## Stated problem
Single out each line with the word "způsobem" and copy it.

--- Begin Given data ---

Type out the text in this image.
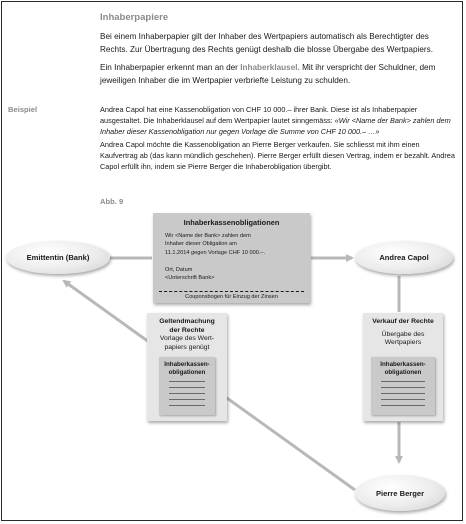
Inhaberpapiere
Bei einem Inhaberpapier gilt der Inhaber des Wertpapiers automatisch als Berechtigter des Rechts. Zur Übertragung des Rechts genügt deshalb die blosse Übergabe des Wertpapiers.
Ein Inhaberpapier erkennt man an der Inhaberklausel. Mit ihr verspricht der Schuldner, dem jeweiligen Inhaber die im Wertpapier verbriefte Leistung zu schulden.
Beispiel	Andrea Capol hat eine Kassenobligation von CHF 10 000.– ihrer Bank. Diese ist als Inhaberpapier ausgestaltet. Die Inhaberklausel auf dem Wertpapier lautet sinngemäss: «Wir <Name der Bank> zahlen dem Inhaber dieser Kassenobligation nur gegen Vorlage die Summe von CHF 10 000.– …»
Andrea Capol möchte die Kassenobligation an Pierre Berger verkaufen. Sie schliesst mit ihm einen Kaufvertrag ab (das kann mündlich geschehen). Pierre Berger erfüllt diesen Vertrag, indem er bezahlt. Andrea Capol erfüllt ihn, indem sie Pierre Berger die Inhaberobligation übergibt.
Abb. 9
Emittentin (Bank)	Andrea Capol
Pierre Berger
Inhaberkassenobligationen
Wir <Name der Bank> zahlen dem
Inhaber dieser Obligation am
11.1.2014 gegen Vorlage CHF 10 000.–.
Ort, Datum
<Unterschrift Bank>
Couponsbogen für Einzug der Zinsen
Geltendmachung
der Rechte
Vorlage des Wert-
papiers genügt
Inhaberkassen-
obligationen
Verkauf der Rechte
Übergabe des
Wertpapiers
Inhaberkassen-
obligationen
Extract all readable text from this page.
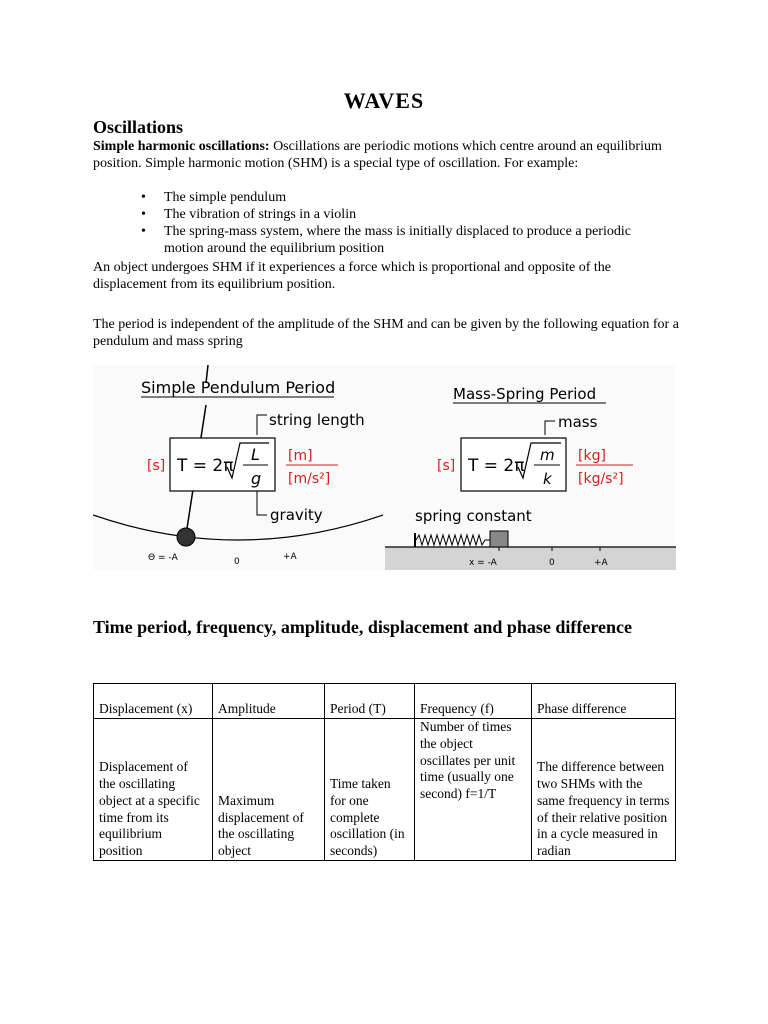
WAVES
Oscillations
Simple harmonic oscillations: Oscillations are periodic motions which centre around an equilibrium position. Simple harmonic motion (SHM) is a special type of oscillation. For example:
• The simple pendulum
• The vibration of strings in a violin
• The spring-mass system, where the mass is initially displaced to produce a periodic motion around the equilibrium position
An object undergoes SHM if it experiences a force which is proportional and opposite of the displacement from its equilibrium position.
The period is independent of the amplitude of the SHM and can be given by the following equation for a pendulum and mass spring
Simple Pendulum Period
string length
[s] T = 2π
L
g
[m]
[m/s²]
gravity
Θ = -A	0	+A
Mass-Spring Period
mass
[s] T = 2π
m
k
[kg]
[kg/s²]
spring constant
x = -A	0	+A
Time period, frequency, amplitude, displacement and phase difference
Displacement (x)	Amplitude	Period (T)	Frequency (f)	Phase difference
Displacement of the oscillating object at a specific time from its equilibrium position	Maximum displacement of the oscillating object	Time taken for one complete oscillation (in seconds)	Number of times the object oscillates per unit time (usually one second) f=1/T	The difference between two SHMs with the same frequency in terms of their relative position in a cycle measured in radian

--- End Given data ---
--- Begin Given data ---

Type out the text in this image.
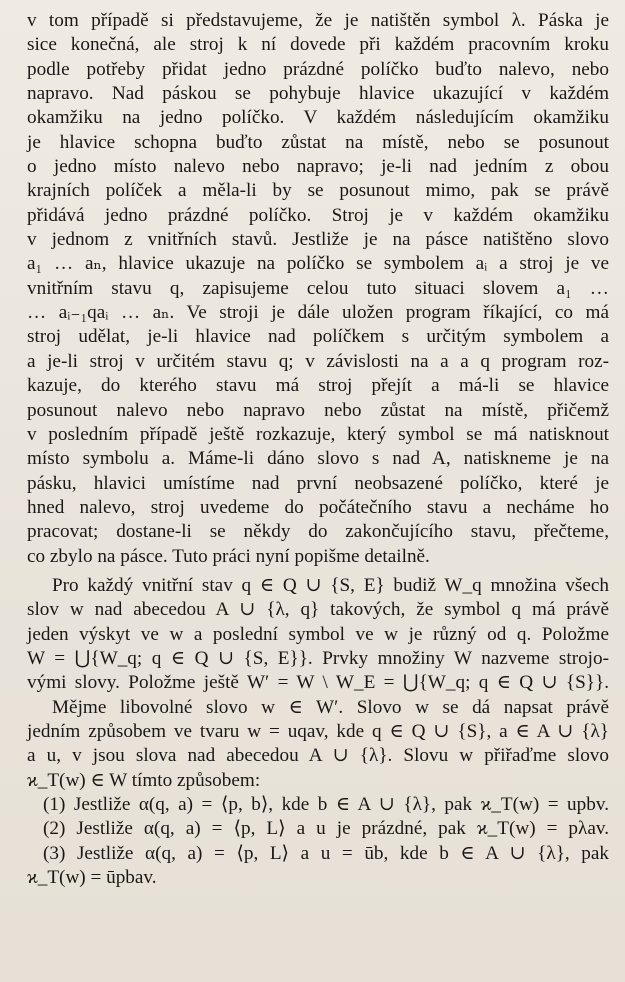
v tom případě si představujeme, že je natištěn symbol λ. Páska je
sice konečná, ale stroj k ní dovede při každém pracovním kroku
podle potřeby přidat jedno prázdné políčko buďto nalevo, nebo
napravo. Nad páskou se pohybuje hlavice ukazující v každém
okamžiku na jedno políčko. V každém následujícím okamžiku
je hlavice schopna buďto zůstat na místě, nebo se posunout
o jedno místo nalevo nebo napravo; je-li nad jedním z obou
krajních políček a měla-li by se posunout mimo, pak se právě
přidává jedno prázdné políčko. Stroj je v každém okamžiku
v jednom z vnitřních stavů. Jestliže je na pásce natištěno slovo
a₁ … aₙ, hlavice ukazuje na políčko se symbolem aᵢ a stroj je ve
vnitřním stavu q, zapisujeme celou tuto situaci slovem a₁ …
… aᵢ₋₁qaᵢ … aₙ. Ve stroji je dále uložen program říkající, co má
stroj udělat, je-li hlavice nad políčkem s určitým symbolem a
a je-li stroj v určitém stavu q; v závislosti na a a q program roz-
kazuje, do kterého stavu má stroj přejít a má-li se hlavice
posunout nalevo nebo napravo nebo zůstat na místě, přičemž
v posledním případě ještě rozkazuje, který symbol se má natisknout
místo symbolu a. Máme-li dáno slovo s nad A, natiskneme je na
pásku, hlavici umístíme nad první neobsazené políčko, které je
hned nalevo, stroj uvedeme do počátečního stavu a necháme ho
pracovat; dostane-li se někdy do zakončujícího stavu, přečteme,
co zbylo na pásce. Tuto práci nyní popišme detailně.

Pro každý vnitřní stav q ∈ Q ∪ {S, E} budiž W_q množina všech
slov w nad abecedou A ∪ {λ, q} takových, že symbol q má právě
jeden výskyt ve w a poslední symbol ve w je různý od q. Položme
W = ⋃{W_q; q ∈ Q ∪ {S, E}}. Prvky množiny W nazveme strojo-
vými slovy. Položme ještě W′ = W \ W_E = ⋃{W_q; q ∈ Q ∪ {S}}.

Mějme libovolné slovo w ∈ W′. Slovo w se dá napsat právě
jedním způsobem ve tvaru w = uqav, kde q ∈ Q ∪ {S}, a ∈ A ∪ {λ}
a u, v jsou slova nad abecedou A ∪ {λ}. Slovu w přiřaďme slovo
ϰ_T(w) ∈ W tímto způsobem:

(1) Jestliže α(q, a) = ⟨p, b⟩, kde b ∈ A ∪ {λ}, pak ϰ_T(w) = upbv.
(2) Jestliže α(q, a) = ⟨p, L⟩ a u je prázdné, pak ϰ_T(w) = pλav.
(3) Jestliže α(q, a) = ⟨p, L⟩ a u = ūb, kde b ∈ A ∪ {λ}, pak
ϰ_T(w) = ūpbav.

--- End Given data ---
--- Begin Given data ---

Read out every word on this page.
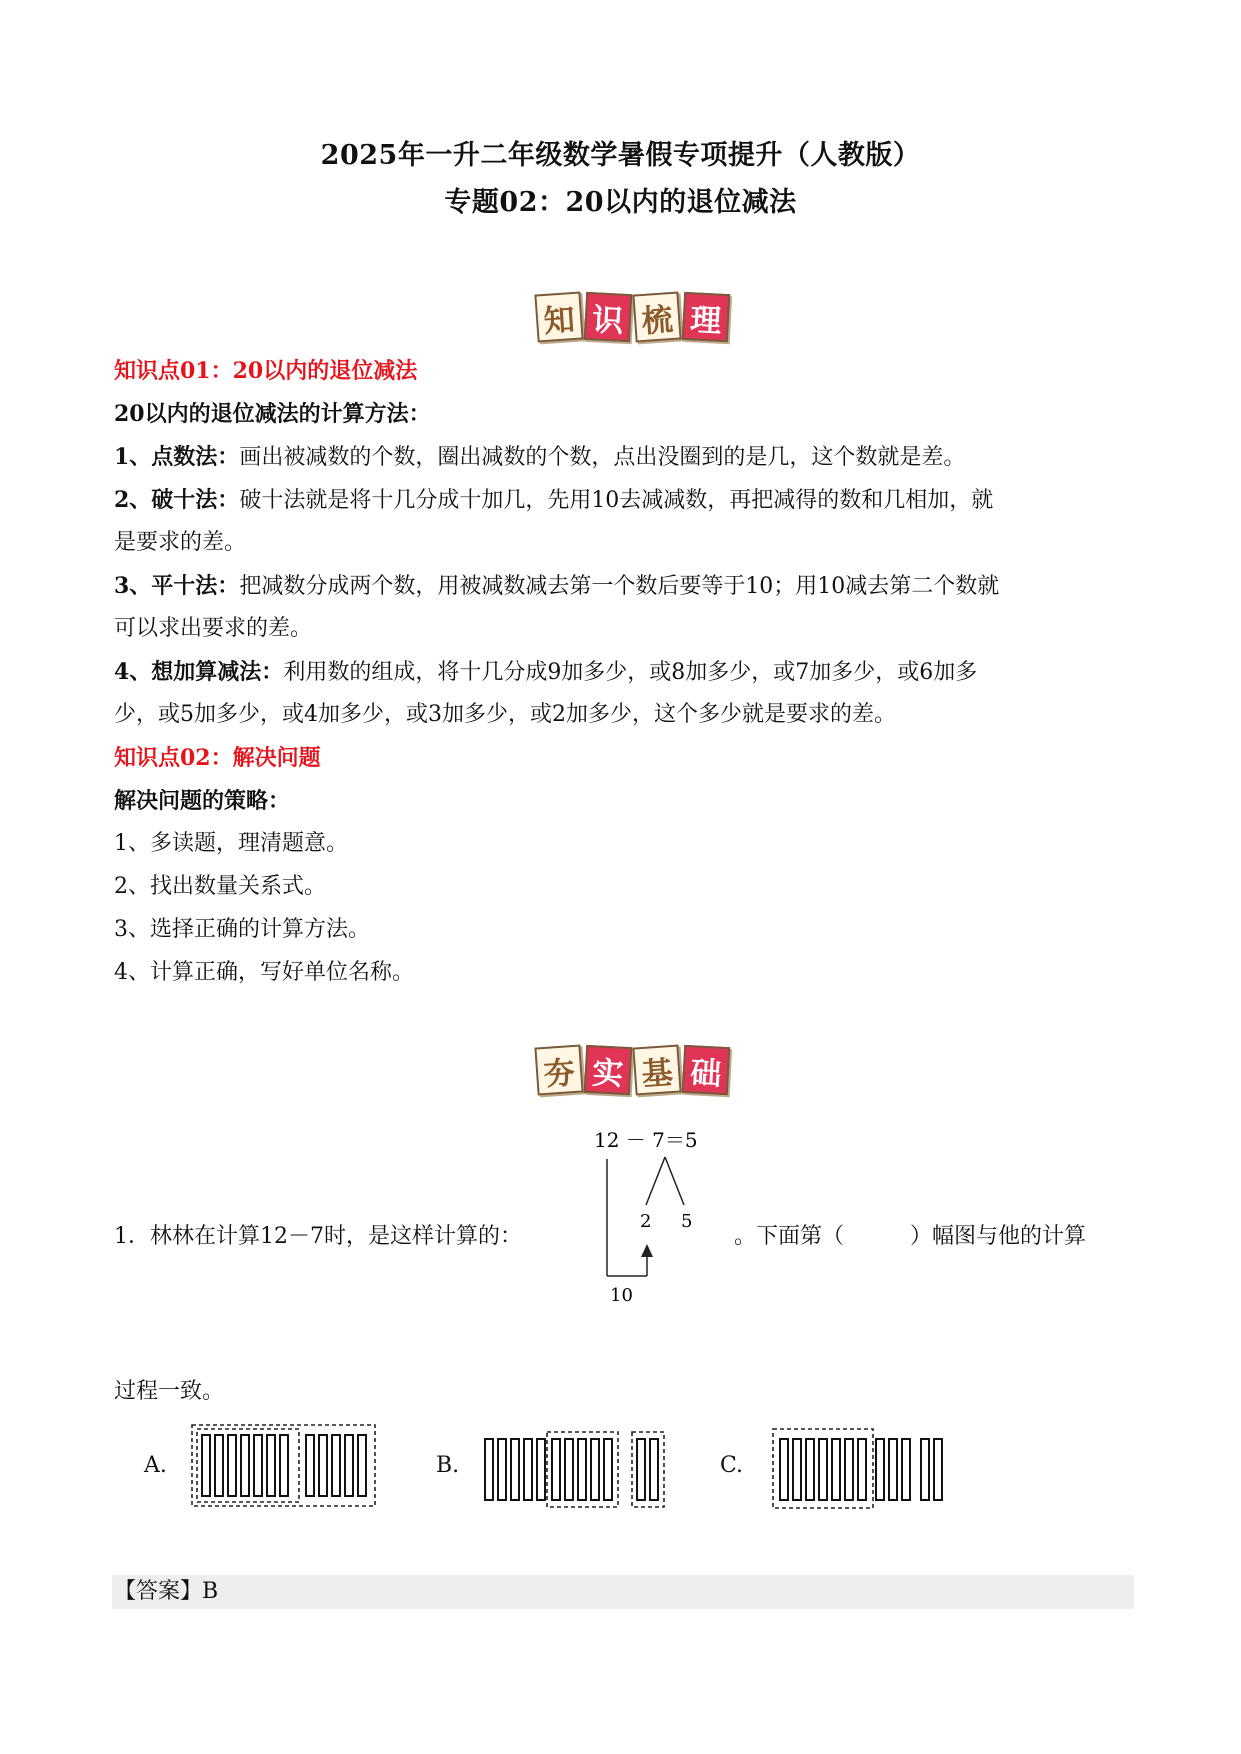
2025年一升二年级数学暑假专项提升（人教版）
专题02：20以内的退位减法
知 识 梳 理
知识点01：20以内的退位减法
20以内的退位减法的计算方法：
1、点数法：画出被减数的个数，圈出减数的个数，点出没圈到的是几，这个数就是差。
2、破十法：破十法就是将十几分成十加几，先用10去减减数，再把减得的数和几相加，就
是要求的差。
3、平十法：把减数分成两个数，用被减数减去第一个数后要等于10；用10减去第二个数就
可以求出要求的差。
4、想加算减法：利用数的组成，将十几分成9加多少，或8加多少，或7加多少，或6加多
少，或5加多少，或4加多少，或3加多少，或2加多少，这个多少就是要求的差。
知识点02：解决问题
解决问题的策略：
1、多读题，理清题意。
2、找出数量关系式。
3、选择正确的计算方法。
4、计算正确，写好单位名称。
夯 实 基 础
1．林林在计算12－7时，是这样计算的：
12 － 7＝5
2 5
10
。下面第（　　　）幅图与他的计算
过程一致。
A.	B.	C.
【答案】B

--- End Given data ---

## Complete output
jedním způsobem ve tvaru w = uqav, kde q ∈ Q ∪ {S}, a ∈ A ∪ {λ}
ϰ_T(w) ∈ W tímto způsobem:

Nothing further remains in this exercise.